- PROBLEM DETAILS
Below are entries. Pull out all lines containing "leaves".

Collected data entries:
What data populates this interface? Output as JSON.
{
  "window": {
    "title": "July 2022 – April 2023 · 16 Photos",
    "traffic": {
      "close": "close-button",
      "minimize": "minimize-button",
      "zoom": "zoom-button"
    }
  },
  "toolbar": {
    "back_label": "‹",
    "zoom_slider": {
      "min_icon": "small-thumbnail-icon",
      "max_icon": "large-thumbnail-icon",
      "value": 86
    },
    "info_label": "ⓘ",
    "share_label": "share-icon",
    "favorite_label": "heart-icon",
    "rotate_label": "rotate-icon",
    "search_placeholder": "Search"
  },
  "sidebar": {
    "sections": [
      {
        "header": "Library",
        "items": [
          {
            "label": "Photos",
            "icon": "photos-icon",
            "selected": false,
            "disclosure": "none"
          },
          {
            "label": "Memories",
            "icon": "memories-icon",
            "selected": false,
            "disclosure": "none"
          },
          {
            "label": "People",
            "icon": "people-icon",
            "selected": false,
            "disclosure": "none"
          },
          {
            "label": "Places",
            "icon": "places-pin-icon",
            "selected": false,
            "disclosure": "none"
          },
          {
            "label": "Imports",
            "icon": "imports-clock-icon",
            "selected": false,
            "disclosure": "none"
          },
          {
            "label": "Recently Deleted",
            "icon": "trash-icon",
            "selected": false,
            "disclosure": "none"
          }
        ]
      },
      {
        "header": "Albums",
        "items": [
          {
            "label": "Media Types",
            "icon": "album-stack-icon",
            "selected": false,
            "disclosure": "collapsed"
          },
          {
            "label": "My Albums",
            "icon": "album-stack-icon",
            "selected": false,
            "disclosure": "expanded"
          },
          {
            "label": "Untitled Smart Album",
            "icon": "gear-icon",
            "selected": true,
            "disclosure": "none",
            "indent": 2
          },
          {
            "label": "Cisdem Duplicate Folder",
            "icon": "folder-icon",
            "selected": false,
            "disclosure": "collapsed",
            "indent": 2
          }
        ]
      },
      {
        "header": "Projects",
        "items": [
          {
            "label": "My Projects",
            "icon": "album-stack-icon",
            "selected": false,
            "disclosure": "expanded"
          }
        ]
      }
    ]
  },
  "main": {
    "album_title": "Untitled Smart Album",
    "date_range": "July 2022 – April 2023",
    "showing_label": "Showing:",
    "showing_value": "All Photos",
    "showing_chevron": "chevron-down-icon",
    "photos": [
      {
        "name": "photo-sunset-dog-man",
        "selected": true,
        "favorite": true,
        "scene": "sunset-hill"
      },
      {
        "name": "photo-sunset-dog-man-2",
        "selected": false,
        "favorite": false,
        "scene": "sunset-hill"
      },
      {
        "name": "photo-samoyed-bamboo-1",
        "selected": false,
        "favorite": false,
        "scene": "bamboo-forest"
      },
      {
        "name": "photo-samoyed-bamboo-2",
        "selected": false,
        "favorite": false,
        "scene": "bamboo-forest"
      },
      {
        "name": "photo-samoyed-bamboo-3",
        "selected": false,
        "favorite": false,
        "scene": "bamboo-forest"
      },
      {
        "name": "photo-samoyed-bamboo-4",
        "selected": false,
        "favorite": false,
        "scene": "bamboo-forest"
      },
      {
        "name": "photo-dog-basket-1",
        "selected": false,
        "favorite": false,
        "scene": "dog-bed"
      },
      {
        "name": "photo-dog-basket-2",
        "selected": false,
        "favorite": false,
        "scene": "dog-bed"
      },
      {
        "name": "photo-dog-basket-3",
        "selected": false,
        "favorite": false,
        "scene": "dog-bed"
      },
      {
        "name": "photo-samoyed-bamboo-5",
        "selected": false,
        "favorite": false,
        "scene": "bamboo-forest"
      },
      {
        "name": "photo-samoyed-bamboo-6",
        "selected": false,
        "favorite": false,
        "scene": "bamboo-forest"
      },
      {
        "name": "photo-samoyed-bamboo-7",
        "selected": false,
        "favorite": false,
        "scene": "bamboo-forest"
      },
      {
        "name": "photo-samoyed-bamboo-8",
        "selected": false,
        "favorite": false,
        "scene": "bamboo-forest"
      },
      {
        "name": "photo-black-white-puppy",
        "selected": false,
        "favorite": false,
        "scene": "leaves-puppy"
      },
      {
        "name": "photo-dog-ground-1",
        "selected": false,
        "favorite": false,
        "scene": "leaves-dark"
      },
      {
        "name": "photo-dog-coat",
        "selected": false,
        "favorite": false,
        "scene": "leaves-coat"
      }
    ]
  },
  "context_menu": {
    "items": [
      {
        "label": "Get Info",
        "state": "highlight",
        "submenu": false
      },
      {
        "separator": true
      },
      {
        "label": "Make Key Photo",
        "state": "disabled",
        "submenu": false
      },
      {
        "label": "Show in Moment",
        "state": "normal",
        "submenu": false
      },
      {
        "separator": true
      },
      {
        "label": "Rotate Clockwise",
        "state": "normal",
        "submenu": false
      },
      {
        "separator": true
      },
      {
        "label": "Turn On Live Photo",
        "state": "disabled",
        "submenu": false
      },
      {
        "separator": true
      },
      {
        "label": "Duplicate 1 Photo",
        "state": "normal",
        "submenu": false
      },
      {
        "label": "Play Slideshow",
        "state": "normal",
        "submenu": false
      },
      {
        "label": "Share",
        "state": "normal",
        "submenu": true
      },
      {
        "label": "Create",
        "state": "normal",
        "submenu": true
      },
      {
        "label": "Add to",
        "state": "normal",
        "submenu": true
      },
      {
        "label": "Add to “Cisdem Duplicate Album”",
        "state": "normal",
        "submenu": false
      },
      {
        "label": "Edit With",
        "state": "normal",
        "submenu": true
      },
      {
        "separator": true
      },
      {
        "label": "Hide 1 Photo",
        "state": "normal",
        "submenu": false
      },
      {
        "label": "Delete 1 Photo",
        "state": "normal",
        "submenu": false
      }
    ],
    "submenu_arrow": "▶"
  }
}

- FINAL RESULT
        "scene": "leaves-puppy"
        "scene": "leaves-dark"
        "scene": "leaves-coat"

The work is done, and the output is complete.